>> BEGIN The input

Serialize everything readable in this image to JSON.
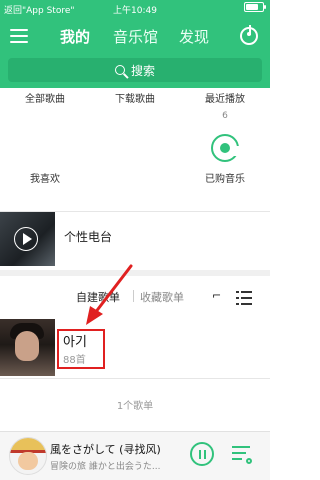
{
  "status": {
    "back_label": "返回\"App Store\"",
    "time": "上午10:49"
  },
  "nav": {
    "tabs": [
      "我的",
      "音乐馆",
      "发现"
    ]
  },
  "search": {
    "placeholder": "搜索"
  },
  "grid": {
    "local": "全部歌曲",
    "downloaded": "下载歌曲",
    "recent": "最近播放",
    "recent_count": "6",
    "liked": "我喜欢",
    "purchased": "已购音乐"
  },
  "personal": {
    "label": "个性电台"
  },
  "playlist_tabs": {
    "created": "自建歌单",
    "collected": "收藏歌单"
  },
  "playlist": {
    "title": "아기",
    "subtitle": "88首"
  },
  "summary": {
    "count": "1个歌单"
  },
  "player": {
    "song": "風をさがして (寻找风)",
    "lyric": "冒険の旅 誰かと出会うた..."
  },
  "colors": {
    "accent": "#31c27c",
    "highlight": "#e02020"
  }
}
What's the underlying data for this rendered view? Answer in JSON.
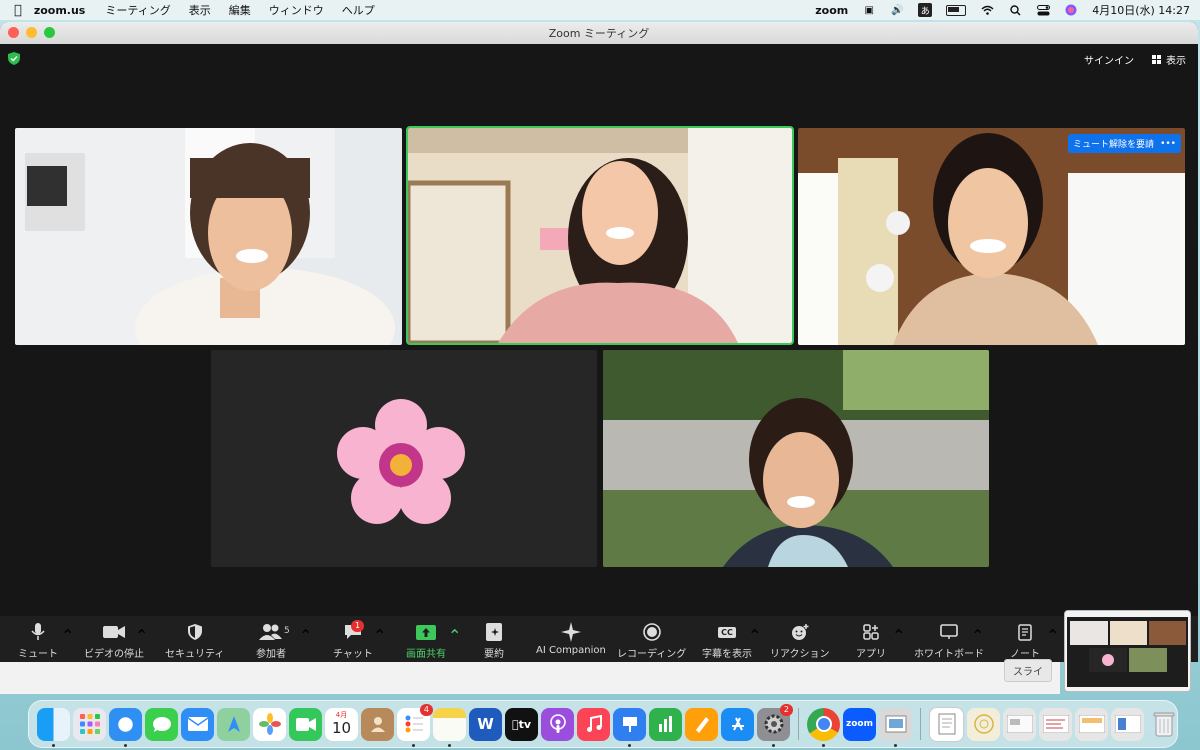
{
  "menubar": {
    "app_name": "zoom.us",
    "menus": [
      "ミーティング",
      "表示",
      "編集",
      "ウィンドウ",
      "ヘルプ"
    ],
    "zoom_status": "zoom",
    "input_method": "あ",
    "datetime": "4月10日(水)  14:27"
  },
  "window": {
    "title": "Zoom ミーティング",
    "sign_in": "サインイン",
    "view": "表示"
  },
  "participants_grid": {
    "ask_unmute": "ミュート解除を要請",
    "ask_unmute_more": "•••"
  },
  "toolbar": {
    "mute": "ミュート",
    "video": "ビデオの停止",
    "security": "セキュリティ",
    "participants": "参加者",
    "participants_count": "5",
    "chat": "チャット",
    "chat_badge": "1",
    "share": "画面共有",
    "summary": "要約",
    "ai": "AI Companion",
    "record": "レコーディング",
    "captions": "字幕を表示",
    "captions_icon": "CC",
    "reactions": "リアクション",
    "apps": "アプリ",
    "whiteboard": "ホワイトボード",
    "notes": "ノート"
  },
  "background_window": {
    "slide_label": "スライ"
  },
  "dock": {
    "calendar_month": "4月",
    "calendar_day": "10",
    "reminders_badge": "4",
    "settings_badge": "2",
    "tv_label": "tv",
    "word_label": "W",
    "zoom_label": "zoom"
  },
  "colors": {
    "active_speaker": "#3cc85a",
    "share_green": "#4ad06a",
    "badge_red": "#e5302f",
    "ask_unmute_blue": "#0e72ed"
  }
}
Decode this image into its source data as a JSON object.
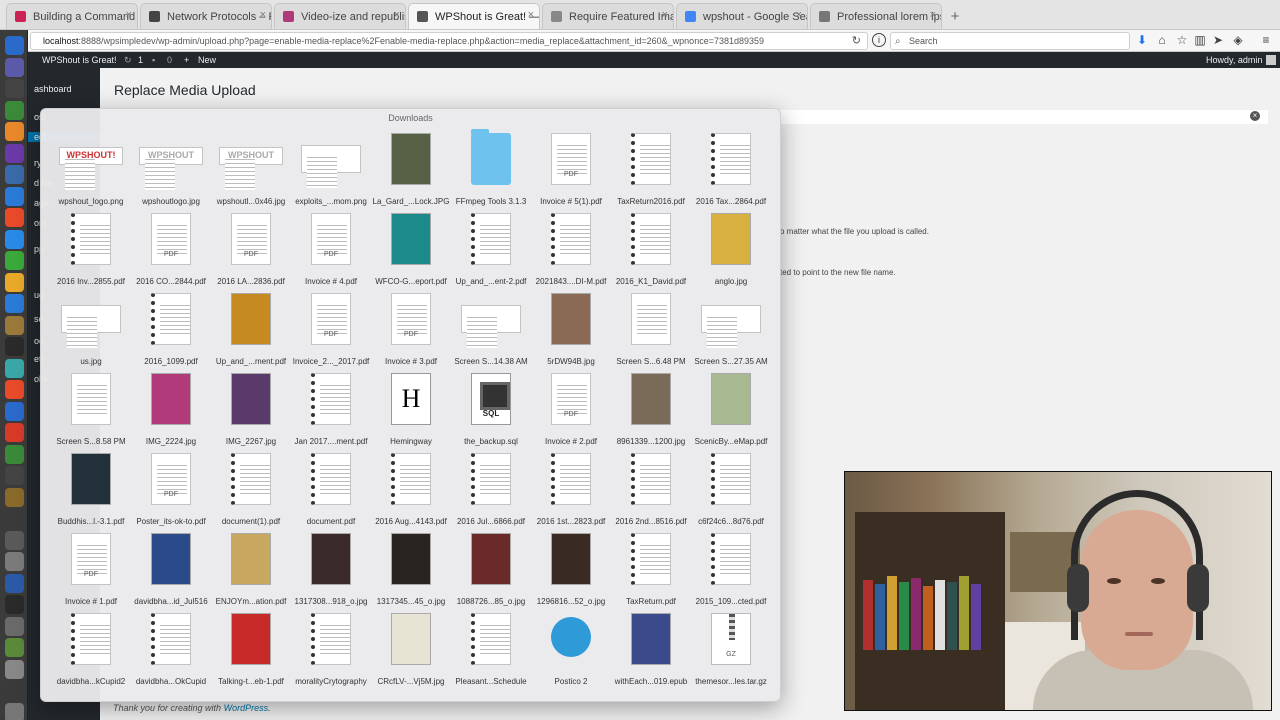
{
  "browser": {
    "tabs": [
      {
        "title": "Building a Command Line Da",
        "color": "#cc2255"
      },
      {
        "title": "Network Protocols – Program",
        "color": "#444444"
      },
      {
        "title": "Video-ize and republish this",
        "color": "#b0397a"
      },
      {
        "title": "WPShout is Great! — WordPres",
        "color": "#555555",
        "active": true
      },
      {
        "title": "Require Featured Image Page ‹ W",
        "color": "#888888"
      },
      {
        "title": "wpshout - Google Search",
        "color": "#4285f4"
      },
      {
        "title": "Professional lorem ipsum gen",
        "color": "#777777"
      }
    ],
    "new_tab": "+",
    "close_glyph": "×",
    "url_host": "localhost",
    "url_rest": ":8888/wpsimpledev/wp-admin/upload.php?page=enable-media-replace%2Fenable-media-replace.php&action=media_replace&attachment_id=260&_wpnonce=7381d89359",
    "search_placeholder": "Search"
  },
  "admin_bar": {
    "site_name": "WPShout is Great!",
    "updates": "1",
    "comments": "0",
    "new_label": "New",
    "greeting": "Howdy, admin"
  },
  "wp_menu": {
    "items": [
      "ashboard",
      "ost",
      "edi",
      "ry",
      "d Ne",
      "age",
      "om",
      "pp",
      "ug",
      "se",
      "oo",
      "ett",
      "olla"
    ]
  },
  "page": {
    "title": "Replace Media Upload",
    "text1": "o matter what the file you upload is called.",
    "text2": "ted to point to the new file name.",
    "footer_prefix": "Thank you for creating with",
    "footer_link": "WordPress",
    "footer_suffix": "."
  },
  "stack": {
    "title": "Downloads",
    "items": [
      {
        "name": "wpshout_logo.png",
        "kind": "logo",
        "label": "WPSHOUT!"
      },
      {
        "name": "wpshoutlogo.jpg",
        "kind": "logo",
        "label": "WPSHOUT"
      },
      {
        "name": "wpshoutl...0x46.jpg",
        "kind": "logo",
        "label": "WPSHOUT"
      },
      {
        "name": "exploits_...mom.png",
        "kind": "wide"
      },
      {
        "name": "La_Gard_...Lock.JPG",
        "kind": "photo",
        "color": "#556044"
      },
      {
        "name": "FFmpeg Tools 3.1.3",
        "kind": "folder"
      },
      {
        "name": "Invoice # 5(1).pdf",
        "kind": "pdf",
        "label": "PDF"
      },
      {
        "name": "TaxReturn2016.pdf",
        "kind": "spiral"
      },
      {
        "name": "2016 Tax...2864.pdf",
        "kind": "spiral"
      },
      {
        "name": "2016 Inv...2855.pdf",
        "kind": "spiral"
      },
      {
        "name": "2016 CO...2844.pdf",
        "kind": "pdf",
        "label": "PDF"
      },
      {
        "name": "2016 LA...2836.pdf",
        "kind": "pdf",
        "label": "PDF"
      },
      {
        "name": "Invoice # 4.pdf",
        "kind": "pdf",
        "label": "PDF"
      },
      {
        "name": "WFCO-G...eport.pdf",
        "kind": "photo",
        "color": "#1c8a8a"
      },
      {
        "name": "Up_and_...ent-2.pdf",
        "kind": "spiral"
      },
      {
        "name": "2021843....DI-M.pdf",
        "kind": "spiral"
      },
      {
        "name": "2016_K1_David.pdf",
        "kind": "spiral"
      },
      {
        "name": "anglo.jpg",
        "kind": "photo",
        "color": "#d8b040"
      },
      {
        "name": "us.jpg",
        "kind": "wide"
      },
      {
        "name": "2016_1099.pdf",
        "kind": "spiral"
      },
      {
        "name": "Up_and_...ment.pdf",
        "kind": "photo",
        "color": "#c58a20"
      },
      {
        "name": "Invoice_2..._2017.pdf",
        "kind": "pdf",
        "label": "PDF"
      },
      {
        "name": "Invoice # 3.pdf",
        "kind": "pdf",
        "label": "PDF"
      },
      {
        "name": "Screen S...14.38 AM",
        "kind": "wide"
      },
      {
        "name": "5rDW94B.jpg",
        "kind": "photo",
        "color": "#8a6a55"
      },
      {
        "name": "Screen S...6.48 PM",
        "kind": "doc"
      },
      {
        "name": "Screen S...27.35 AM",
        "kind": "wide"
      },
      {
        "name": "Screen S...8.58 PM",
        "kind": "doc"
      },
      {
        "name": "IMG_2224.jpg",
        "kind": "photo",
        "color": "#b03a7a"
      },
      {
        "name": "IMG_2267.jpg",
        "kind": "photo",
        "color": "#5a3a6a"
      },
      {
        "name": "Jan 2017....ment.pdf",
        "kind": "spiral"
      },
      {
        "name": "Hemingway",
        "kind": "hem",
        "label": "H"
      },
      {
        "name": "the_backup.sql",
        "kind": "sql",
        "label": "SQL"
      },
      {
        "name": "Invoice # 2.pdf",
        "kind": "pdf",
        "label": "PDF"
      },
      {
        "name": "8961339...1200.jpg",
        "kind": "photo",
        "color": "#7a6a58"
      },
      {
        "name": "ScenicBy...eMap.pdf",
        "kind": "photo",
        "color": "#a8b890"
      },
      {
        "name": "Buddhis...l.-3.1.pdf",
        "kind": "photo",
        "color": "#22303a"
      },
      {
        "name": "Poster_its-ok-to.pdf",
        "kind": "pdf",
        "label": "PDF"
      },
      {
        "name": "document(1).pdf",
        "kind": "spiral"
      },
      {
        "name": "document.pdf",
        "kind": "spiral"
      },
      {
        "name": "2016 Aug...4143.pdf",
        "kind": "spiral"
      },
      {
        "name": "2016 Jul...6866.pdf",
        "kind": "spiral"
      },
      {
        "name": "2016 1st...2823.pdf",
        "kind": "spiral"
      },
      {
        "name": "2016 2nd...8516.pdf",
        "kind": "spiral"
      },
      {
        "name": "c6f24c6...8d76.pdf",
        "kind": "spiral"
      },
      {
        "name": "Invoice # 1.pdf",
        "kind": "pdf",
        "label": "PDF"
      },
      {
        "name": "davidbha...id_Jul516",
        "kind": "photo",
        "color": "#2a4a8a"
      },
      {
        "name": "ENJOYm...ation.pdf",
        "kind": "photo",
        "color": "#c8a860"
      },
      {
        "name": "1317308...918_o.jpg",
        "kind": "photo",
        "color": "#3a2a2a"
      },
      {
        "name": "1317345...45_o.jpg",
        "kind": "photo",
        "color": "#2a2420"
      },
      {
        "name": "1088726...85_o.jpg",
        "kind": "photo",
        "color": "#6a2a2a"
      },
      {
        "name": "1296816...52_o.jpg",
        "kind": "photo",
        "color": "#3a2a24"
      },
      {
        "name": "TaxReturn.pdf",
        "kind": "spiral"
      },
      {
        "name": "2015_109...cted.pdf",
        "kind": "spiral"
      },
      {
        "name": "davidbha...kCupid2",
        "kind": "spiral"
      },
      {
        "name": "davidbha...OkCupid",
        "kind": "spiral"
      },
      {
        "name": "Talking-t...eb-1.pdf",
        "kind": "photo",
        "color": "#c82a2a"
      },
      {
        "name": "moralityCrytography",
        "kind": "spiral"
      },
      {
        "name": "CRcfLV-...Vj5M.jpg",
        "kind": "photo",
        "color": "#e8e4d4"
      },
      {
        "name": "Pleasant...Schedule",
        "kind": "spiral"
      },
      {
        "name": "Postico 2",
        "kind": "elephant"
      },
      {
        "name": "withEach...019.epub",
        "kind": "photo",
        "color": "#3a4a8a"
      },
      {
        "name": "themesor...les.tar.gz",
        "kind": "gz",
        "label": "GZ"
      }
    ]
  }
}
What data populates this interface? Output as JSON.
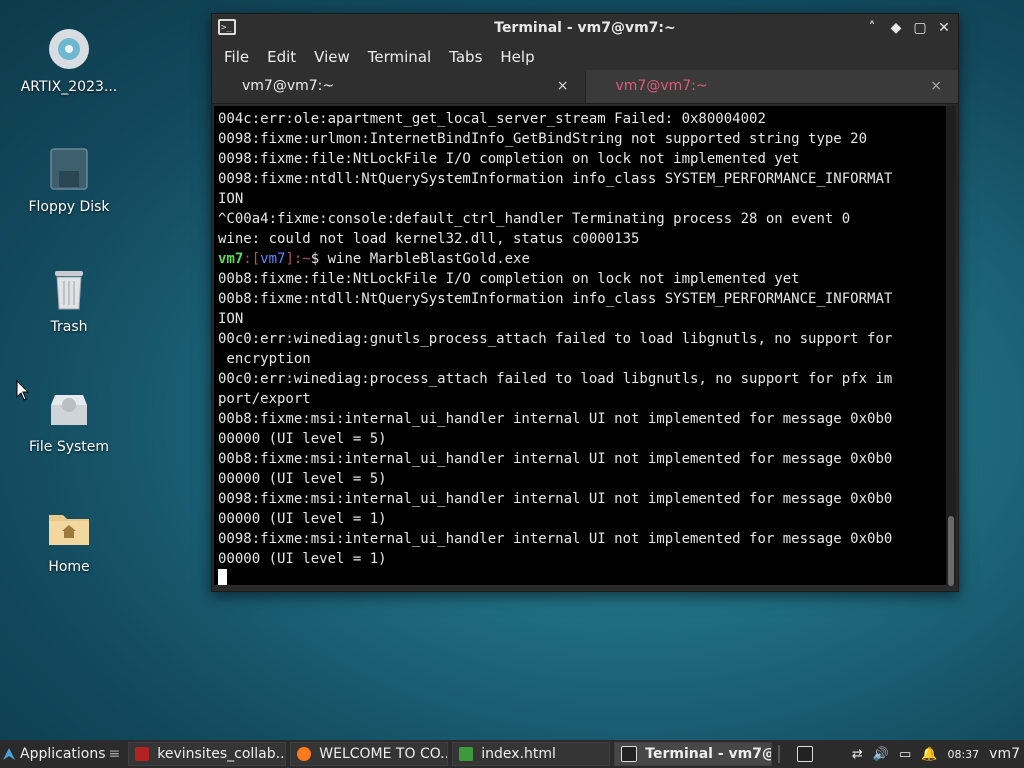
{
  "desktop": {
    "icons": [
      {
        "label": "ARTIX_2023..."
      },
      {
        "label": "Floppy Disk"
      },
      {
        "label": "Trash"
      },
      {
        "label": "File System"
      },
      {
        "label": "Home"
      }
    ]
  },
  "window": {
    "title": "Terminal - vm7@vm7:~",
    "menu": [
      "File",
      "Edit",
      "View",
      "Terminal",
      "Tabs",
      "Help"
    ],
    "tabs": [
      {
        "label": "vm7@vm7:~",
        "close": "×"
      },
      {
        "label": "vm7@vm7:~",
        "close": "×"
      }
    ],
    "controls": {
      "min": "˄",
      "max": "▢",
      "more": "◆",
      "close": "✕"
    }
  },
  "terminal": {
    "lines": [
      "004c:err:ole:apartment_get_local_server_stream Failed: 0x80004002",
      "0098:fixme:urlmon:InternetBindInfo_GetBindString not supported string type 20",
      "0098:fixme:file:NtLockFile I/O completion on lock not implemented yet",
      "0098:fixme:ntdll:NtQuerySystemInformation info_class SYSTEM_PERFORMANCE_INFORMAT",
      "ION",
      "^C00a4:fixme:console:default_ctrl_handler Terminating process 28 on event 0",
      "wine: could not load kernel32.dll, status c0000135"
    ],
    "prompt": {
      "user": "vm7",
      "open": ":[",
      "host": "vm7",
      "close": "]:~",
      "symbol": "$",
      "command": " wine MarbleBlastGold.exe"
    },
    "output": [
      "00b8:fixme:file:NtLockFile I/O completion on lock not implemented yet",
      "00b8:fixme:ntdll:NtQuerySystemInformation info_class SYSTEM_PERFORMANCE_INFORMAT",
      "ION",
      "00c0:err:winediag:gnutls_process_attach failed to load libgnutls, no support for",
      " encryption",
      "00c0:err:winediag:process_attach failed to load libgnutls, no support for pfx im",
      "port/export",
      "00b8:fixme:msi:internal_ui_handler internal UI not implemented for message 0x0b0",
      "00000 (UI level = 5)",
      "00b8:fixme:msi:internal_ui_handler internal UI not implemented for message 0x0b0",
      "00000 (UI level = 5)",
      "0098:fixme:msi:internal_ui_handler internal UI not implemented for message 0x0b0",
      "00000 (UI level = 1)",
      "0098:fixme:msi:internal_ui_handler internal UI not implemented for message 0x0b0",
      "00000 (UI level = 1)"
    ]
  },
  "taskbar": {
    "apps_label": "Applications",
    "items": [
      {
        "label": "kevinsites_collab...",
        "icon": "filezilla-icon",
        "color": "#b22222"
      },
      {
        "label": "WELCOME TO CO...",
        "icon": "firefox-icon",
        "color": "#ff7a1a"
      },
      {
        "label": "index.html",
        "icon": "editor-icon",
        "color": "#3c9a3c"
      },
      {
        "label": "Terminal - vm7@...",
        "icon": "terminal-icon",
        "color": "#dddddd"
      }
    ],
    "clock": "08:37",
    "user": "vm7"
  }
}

>> END The input

How many lines of the data contain the word "NtLockFile"? Answer with the number alone.

▸ **Exercise response**:
2